> EXERCISE OBJECTIVE
Skip the pictures and extract all of the lines exactly as written.

* START *

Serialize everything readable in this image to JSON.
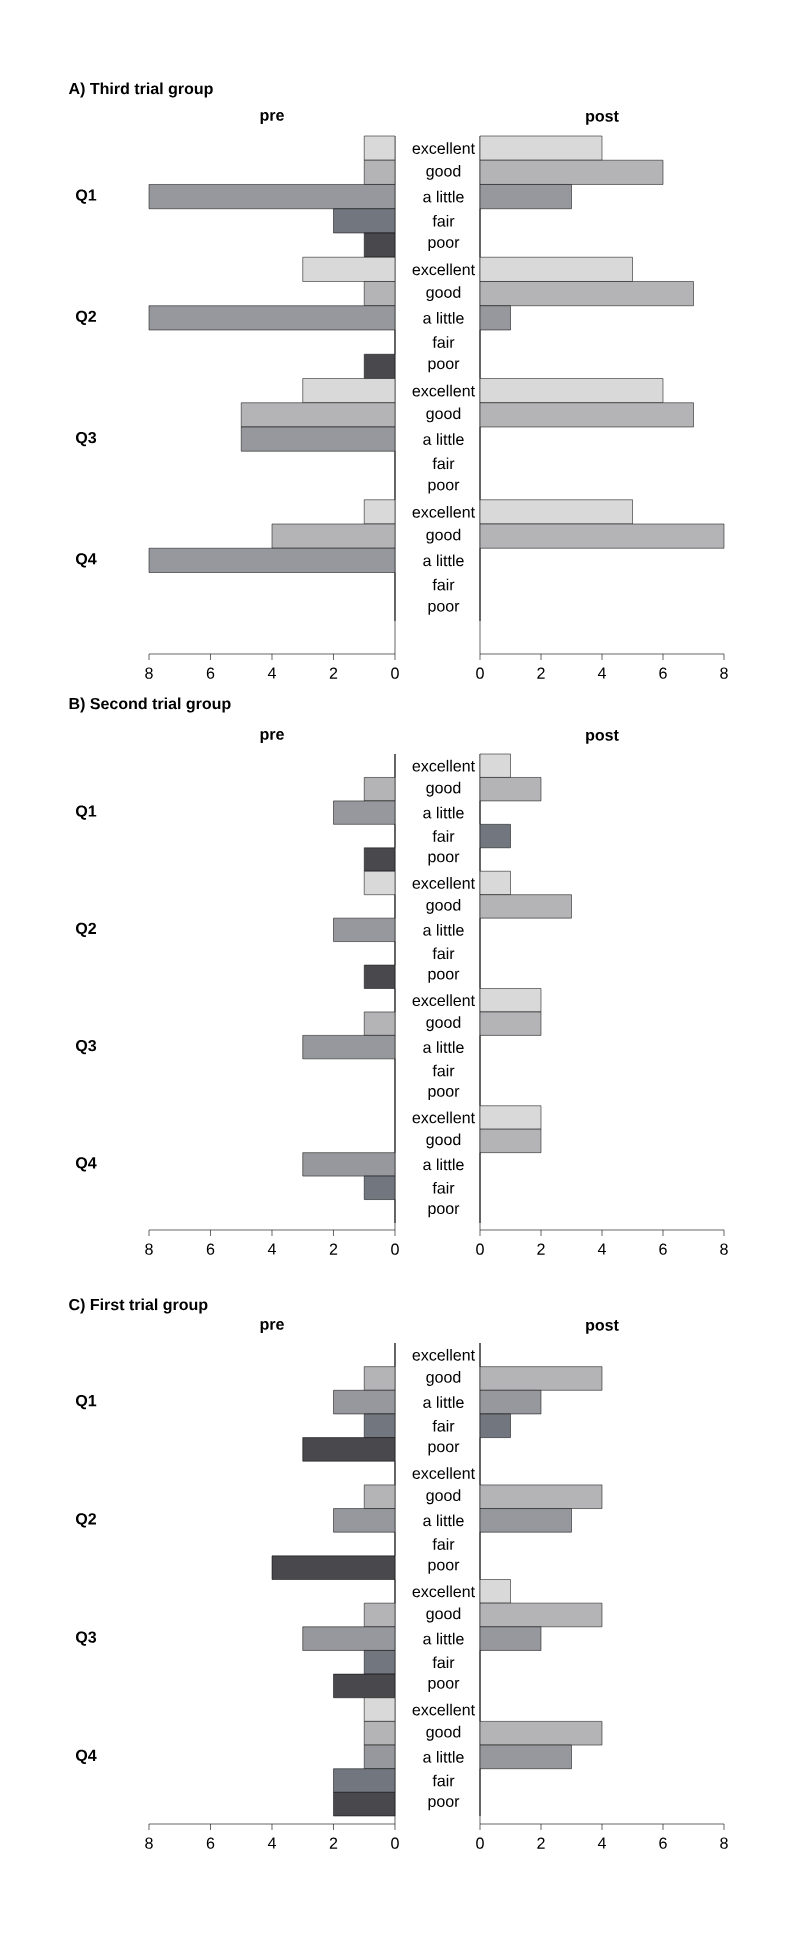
{
  "chart_data": [
    {
      "type": "bar",
      "orientation": "horizontal",
      "title": "pre",
      "annotations": [
        "A) Third trial group",
        "Q1",
        "Q2",
        "Q3",
        "Q4"
      ],
      "categories": [
        "excellent",
        "good",
        "a little",
        "fair",
        "poor",
        "excellent",
        "good",
        "a little",
        "fair",
        "poor",
        "excellent",
        "good",
        "a little",
        "fair",
        "poor",
        "excellent",
        "good",
        "a little",
        "fair",
        "poor"
      ],
      "values": [
        1,
        1,
        8,
        2,
        1,
        3,
        1,
        8,
        0,
        1,
        3,
        5,
        5,
        0,
        0,
        1,
        4,
        8,
        0,
        0
      ],
      "colors": [
        "#d9d9d9",
        "#b4b4b6",
        "#97989d",
        "#72767e",
        "#48484d",
        "#d9d9d9",
        "#b4b4b6",
        "#97989d",
        "#72767e",
        "#48484d",
        "#d9d9d9",
        "#b4b4b6",
        "#97989d",
        "#72767e",
        "#48484d",
        "#d9d9d9",
        "#b4b4b6",
        "#97989d",
        "#72767e",
        "#48484d"
      ],
      "xlim": [
        8,
        0
      ],
      "xticks": [
        8,
        6,
        4,
        2,
        0
      ]
    },
    {
      "type": "bar",
      "orientation": "horizontal",
      "title": "post",
      "tick_labels": "x",
      "values": [
        4,
        6,
        3,
        0,
        0,
        5,
        7,
        1,
        0,
        0,
        6,
        7,
        0,
        0,
        0,
        5,
        8,
        0,
        0,
        0
      ],
      "colors": [
        "#d9d9d9",
        "#b4b4b6",
        "#97989d",
        "#72767e",
        "#48484d",
        "#d9d9d9",
        "#b4b4b6",
        "#97989d",
        "#72767e",
        "#48484d",
        "#d9d9d9",
        "#b4b4b6",
        "#97989d",
        "#72767e",
        "#48484d",
        "#d9d9d9",
        "#b4b4b6",
        "#97989d",
        "#72767e",
        "#48484d"
      ],
      "xlim": [
        0,
        8
      ],
      "xticks": [
        0,
        2,
        4,
        6,
        8
      ]
    },
    {
      "type": "bar",
      "orientation": "horizontal",
      "title": "pre",
      "annotations": [
        "B) Second trial group",
        "Q1",
        "Q2",
        "Q3",
        "Q4"
      ],
      "categories": [
        "excellent",
        "good",
        "a little",
        "fair",
        "poor",
        "excellent",
        "good",
        "a little",
        "fair",
        "poor",
        "excellent",
        "good",
        "a little",
        "fair",
        "poor",
        "excellent",
        "good",
        "a little",
        "fair",
        "poor"
      ],
      "values": [
        0,
        1,
        2,
        0,
        1,
        1,
        0,
        2,
        0,
        1,
        0,
        1,
        3,
        0,
        0,
        0,
        0,
        3,
        1,
        0
      ],
      "colors": [
        "#d9d9d9",
        "#b4b4b6",
        "#97989d",
        "#72767e",
        "#48484d",
        "#d9d9d9",
        "#b4b4b6",
        "#97989d",
        "#72767e",
        "#48484d",
        "#d9d9d9",
        "#b4b4b6",
        "#97989d",
        "#72767e",
        "#48484d",
        "#d9d9d9",
        "#b4b4b6",
        "#97989d",
        "#72767e",
        "#48484d"
      ],
      "xlim": [
        8,
        0
      ],
      "xticks": [
        8,
        6,
        4,
        2,
        0
      ]
    },
    {
      "type": "bar",
      "orientation": "horizontal",
      "title": "post",
      "tick_labels": "x",
      "values": [
        1,
        2,
        0,
        1,
        0,
        1,
        3,
        0,
        0,
        0,
        2,
        2,
        0,
        0,
        0,
        2,
        2,
        0,
        0,
        0
      ],
      "colors": [
        "#d9d9d9",
        "#b4b4b6",
        "#97989d",
        "#72767e",
        "#48484d",
        "#d9d9d9",
        "#b4b4b6",
        "#97989d",
        "#72767e",
        "#48484d",
        "#d9d9d9",
        "#b4b4b6",
        "#97989d",
        "#72767e",
        "#48484d",
        "#d9d9d9",
        "#b4b4b6",
        "#97989d",
        "#72767e",
        "#48484d"
      ],
      "xlim": [
        0,
        8
      ],
      "xticks": [
        0,
        2,
        4,
        6,
        8
      ]
    },
    {
      "type": "bar",
      "orientation": "horizontal",
      "title": "pre",
      "annotations": [
        "C) First trial group",
        "Q1",
        "Q2",
        "Q3",
        "Q4"
      ],
      "categories": [
        "excellent",
        "good",
        "a little",
        "fair",
        "poor",
        "excellent",
        "good",
        "a little",
        "fair",
        "poor",
        "excellent",
        "good",
        "a little",
        "fair",
        "poor",
        "excellent",
        "good",
        "a little",
        "fair",
        "poor"
      ],
      "values": [
        0,
        1,
        2,
        1,
        3,
        0,
        1,
        2,
        0,
        4,
        0,
        1,
        3,
        1,
        2,
        1,
        1,
        1,
        2,
        2
      ],
      "colors": [
        "#d9d9d9",
        "#b4b4b6",
        "#97989d",
        "#72767e",
        "#48484d",
        "#d9d9d9",
        "#b4b4b6",
        "#97989d",
        "#72767e",
        "#48484d",
        "#d9d9d9",
        "#b4b4b6",
        "#97989d",
        "#72767e",
        "#48484d",
        "#d9d9d9",
        "#b4b4b6",
        "#97989d",
        "#72767e",
        "#48484d"
      ],
      "xlim": [
        8,
        0
      ],
      "xticks": [
        8,
        6,
        4,
        2,
        0
      ]
    },
    {
      "type": "bar",
      "orientation": "horizontal",
      "title": "post",
      "tick_labels": "x",
      "values": [
        0,
        4,
        2,
        1,
        0,
        0,
        4,
        3,
        0,
        0,
        1,
        4,
        2,
        0,
        0,
        0,
        4,
        3,
        0,
        0
      ],
      "colors": [
        "#d9d9d9",
        "#b4b4b6",
        "#97989d",
        "#72767e",
        "#48484d",
        "#d9d9d9",
        "#b4b4b6",
        "#97989d",
        "#72767e",
        "#48484d",
        "#d9d9d9",
        "#b4b4b6",
        "#97989d",
        "#72767e",
        "#48484d",
        "#d9d9d9",
        "#b4b4b6",
        "#97989d",
        "#72767e",
        "#48484d"
      ],
      "xlim": [
        0,
        8
      ],
      "xticks": [
        0,
        2,
        4,
        6,
        8
      ]
    }
  ]
}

* END *

> ANSWER TO THE EXERCISE
Serialize everything readable in this image to JSON.
{
  "chart_data": [
    {
      "type": "bar",
      "orientation": "horizontal",
      "title": "pre",
      "annotations": [
        "A) Third trial group",
        "Q1",
        "Q2",
        "Q3",
        "Q4"
      ],
      "categories": [
        "excellent",
        "good",
        "a little",
        "fair",
        "poor",
        "excellent",
        "good",
        "a little",
        "fair",
        "poor",
        "excellent",
        "good",
        "a little",
        "fair",
        "poor",
        "excellent",
        "good",
        "a little",
        "fair",
        "poor"
      ],
      "values": [
        1,
        1,
        8,
        2,
        1,
        3,
        1,
        8,
        0,
        1,
        3,
        5,
        5,
        0,
        0,
        1,
        4,
        8,
        0,
        0
      ],
      "colors": [
        "#d9d9d9",
        "#b4b4b6",
        "#97989d",
        "#72767e",
        "#48484d",
        "#d9d9d9",
        "#b4b4b6",
        "#97989d",
        "#72767e",
        "#48484d",
        "#d9d9d9",
        "#b4b4b6",
        "#97989d",
        "#72767e",
        "#48484d",
        "#d9d9d9",
        "#b4b4b6",
        "#97989d",
        "#72767e",
        "#48484d"
      ],
      "xlim": [
        8,
        0
      ],
      "xticks": [
        8,
        6,
        4,
        2,
        0
      ]
    },
    {
      "type": "bar",
      "orientation": "horizontal",
      "title": "post",
      "tick_labels": "x",
      "values": [
        4,
        6,
        3,
        0,
        0,
        5,
        7,
        1,
        0,
        0,
        6,
        7,
        0,
        0,
        0,
        5,
        8,
        0,
        0,
        0
      ],
      "colors": [
        "#d9d9d9",
        "#b4b4b6",
        "#97989d",
        "#72767e",
        "#48484d",
        "#d9d9d9",
        "#b4b4b6",
        "#97989d",
        "#72767e",
        "#48484d",
        "#d9d9d9",
        "#b4b4b6",
        "#97989d",
        "#72767e",
        "#48484d",
        "#d9d9d9",
        "#b4b4b6",
        "#97989d",
        "#72767e",
        "#48484d"
      ],
      "xlim": [
        0,
        8
      ],
      "xticks": [
        0,
        2,
        4,
        6,
        8
      ]
    },
    {
      "type": "bar",
      "orientation": "horizontal",
      "title": "pre",
      "annotations": [
        "B) Second trial group",
        "Q1",
        "Q2",
        "Q3",
        "Q4"
      ],
      "categories": [
        "excellent",
        "good",
        "a little",
        "fair",
        "poor",
        "excellent",
        "good",
        "a little",
        "fair",
        "poor",
        "excellent",
        "good",
        "a little",
        "fair",
        "poor",
        "excellent",
        "good",
        "a little",
        "fair",
        "poor"
      ],
      "values": [
        0,
        1,
        2,
        0,
        1,
        1,
        0,
        2,
        0,
        1,
        0,
        1,
        3,
        0,
        0,
        0,
        0,
        3,
        1,
        0
      ],
      "colors": [
        "#d9d9d9",
        "#b4b4b6",
        "#97989d",
        "#72767e",
        "#48484d",
        "#d9d9d9",
        "#b4b4b6",
        "#97989d",
        "#72767e",
        "#48484d",
        "#d9d9d9",
        "#b4b4b6",
        "#97989d",
        "#72767e",
        "#48484d",
        "#d9d9d9",
        "#b4b4b6",
        "#97989d",
        "#72767e",
        "#48484d"
      ],
      "xlim": [
        8,
        0
      ],
      "xticks": [
        8,
        6,
        4,
        2,
        0
      ]
    },
    {
      "type": "bar",
      "orientation": "horizontal",
      "title": "post",
      "tick_labels": "x",
      "values": [
        1,
        2,
        0,
        1,
        0,
        1,
        3,
        0,
        0,
        0,
        2,
        2,
        0,
        0,
        0,
        2,
        2,
        0,
        0,
        0
      ],
      "colors": [
        "#d9d9d9",
        "#b4b4b6",
        "#97989d",
        "#72767e",
        "#48484d",
        "#d9d9d9",
        "#b4b4b6",
        "#97989d",
        "#72767e",
        "#48484d",
        "#d9d9d9",
        "#b4b4b6",
        "#97989d",
        "#72767e",
        "#48484d",
        "#d9d9d9",
        "#b4b4b6",
        "#97989d",
        "#72767e",
        "#48484d"
      ],
      "xlim": [
        0,
        8
      ],
      "xticks": [
        0,
        2,
        4,
        6,
        8
      ]
    },
    {
      "type": "bar",
      "orientation": "horizontal",
      "title": "pre",
      "annotations": [
        "C) First trial group",
        "Q1",
        "Q2",
        "Q3",
        "Q4"
      ],
      "categories": [
        "excellent",
        "good",
        "a little",
        "fair",
        "poor",
        "excellent",
        "good",
        "a little",
        "fair",
        "poor",
        "excellent",
        "good",
        "a little",
        "fair",
        "poor",
        "excellent",
        "good",
        "a little",
        "fair",
        "poor"
      ],
      "values": [
        0,
        1,
        2,
        1,
        3,
        0,
        1,
        2,
        0,
        4,
        0,
        1,
        3,
        1,
        2,
        1,
        1,
        1,
        2,
        2
      ],
      "colors": [
        "#d9d9d9",
        "#b4b4b6",
        "#97989d",
        "#72767e",
        "#48484d",
        "#d9d9d9",
        "#b4b4b6",
        "#97989d",
        "#72767e",
        "#48484d",
        "#d9d9d9",
        "#b4b4b6",
        "#97989d",
        "#72767e",
        "#48484d",
        "#d9d9d9",
        "#b4b4b6",
        "#97989d",
        "#72767e",
        "#48484d"
      ],
      "xlim": [
        8,
        0
      ],
      "xticks": [
        8,
        6,
        4,
        2,
        0
      ]
    },
    {
      "type": "bar",
      "orientation": "horizontal",
      "title": "post",
      "tick_labels": "x",
      "values": [
        0,
        4,
        2,
        1,
        0,
        0,
        4,
        3,
        0,
        0,
        1,
        4,
        2,
        0,
        0,
        0,
        4,
        3,
        0,
        0
      ],
      "colors": [
        "#d9d9d9",
        "#b4b4b6",
        "#97989d",
        "#72767e",
        "#48484d",
        "#d9d9d9",
        "#b4b4b6",
        "#97989d",
        "#72767e",
        "#48484d",
        "#d9d9d9",
        "#b4b4b6",
        "#97989d",
        "#72767e",
        "#48484d",
        "#d9d9d9",
        "#b4b4b6",
        "#97989d",
        "#72767e",
        "#48484d"
      ],
      "xlim": [
        0,
        8
      ],
      "xticks": [
        0,
        2,
        4,
        6,
        8
      ]
    }
  ]
}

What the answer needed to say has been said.